Output all of the data below exactly as given.

## Saved entries
=-=-=
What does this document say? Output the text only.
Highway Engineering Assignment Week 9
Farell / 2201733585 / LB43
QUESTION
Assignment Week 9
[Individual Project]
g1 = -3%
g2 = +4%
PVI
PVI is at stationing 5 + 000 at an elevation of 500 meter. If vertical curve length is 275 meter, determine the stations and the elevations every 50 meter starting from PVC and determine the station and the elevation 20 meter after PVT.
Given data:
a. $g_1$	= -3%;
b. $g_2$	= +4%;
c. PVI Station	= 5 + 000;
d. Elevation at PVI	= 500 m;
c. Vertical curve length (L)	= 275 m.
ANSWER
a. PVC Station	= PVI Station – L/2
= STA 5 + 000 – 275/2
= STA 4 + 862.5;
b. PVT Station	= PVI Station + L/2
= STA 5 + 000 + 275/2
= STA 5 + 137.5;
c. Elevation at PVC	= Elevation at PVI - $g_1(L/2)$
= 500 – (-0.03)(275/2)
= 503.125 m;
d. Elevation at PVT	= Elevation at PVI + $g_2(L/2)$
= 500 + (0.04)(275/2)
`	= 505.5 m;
=-=-=
## Task response
What does this document say? Output the text only.
Highway Engineering Assignment Week 9
Farell / 2201733585 / LB43
QUESTION
Assignment Week 9
[Individual Project]
g1 = -3%
g2 = +4%
PVI
PVI is at stationing 5 + 000 at an elevation of 500 meter. If vertical curve length is 275 meter, determine the stations and the elevations every 50 meter starting from PVC and determine the station and the elevation 20 meter after PVT.
Given data:
a. $g_1$	= -3%;
b. $g_2$	= +4%;
c. PVI Station	= 5 + 000;
d. Elevation at PVI	= 500 m;
c. Vertical curve length (L)	= 275 m.
ANSWER
a. PVC Station	= PVI Station – L/2
= STA 5 + 000 – 275/2
= STA 4 + 862.5;
b. PVT Station	= PVI Station + L/2
= STA 5 + 000 + 275/2
= STA 5 + 137.5;
c. Elevation at PVC	= Elevation at PVI - $g_1(L/2)$
= 500 – (-0.03)(275/2)
= 503.125 m;
d. Elevation at PVT	= Elevation at PVI + $g_2(L/2)$
= 500 + (0.04)(275/2)
`	= 505.5 m;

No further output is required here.